(Dataset items)
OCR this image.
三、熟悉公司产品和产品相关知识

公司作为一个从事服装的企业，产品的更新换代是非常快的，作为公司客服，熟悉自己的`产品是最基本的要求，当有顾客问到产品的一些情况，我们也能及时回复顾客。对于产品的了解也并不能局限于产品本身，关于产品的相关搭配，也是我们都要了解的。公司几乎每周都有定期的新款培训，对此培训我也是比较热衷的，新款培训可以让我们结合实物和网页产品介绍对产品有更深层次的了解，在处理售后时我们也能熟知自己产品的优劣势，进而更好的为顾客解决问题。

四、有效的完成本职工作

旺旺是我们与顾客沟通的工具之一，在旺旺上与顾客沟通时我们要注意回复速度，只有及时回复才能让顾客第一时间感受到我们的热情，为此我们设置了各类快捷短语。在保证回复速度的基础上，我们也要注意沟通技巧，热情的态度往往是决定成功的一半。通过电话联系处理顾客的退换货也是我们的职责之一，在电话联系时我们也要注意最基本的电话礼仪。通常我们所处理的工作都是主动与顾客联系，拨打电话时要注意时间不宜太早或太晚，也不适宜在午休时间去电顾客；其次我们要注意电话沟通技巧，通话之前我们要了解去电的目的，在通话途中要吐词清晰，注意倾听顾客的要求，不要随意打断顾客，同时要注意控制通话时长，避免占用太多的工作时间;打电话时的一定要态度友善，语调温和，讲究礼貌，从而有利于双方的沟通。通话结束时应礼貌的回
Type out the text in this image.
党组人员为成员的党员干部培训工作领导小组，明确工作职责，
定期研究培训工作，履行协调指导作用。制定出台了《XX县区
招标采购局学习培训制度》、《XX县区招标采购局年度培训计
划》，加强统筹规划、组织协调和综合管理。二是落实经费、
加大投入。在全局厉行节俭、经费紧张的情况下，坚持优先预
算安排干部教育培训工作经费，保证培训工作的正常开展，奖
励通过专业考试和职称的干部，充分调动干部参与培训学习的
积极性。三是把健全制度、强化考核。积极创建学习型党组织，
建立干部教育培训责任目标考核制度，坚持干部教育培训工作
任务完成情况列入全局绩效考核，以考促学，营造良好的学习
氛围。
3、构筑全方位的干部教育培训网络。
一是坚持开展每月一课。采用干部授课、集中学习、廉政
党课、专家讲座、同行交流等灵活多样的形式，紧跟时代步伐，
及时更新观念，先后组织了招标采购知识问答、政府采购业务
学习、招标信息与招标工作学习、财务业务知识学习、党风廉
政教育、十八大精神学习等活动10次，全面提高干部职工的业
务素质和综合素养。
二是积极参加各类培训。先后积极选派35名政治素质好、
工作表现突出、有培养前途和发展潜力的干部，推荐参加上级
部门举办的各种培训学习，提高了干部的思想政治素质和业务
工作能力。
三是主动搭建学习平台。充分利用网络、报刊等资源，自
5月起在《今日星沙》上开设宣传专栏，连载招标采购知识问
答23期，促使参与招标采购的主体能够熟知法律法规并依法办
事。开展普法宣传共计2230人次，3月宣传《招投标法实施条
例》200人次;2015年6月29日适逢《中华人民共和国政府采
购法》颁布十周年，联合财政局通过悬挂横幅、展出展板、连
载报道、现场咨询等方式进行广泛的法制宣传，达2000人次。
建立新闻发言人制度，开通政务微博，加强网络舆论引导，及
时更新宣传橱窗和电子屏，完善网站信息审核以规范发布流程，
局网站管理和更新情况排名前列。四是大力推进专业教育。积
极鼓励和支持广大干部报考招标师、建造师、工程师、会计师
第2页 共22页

**Task to complete:** Would you reproduce the material above in full, exactly as given?

**Answer to the task:**
OCR this image.
三、熟悉公司产品和产品相关知识

公司作为一个从事服装的企业，产品的更新换代是非常快的，作为公司客服，熟悉自己的`产品是最基本的要求，当有顾客问到产品的一些情况，我们也能及时回复顾客。对于产品的了解也并不能局限于产品本身，关于产品的相关搭配，也是我们都要了解的。公司几乎每周都有定期的新款培训，对此培训我也是比较热衷的，新款培训可以让我们结合实物和网页产品介绍对产品有更深层次的了解，在处理售后时我们也能熟知自己产品的优劣势，进而更好的为顾客解决问题。

四、有效的完成本职工作

旺旺是我们与顾客沟通的工具之一，在旺旺上与顾客沟通时我们要注意回复速度，只有及时回复才能让顾客第一时间感受到我们的热情，为此我们设置了各类快捷短语。在保证回复速度的基础上，我们也要注意沟通技巧，热情的态度往往是决定成功的一半。通过电话联系处理顾客的退换货也是我们的职责之一，在电话联系时我们也要注意最基本的电话礼仪。通常我们所处理的工作都是主动与顾客联系，拨打电话时要注意时间不宜太早或太晚，也不适宜在午休时间去电顾客；其次我们要注意电话沟通技巧，通话之前我们要了解去电的目的，在通话途中要吐词清晰，注意倾听顾客的要求，不要随意打断顾客，同时要注意控制通话时长，避免占用太多的工作时间;打电话时的一定要态度友善，语调温和，讲究礼貌，从而有利于双方的沟通。通话结束时应礼貌的回
Type out the text in this image.
党组人员为成员的党员干部培训工作领导小组，明确工作职责，
定期研究培训工作，履行协调指导作用。制定出台了《XX县区
招标采购局学习培训制度》、《XX县区招标采购局年度培训计
划》，加强统筹规划、组织协调和综合管理。二是落实经费、
加大投入。在全局厉行节俭、经费紧张的情况下，坚持优先预
算安排干部教育培训工作经费，保证培训工作的正常开展，奖
励通过专业考试和职称的干部，充分调动干部参与培训学习的
积极性。三是把健全制度、强化考核。积极创建学习型党组织，
建立干部教育培训责任目标考核制度，坚持干部教育培训工作
任务完成情况列入全局绩效考核，以考促学，营造良好的学习
氛围。
3、构筑全方位的干部教育培训网络。
一是坚持开展每月一课。采用干部授课、集中学习、廉政
党课、专家讲座、同行交流等灵活多样的形式，紧跟时代步伐，
及时更新观念，先后组织了招标采购知识问答、政府采购业务
学习、招标信息与招标工作学习、财务业务知识学习、党风廉
政教育、十八大精神学习等活动10次，全面提高干部职工的业
务素质和综合素养。
二是积极参加各类培训。先后积极选派35名政治素质好、
工作表现突出、有培养前途和发展潜力的干部，推荐参加上级
部门举办的各种培训学习，提高了干部的思想政治素质和业务
工作能力。
三是主动搭建学习平台。充分利用网络、报刊等资源，自
5月起在《今日星沙》上开设宣传专栏，连载招标采购知识问
答23期，促使参与招标采购的主体能够熟知法律法规并依法办
事。开展普法宣传共计2230人次，3月宣传《招投标法实施条
例》200人次;2015年6月29日适逢《中华人民共和国政府采
购法》颁布十周年，联合财政局通过悬挂横幅、展出展板、连
载报道、现场咨询等方式进行广泛的法制宣传，达2000人次。
建立新闻发言人制度，开通政务微博，加强网络舆论引导，及
时更新宣传橱窗和电子屏，完善网站信息审核以规范发布流程，
局网站管理和更新情况排名前列。四是大力推进专业教育。积
极鼓励和支持广大干部报考招标师、建造师、工程师、会计师
第2页 共22页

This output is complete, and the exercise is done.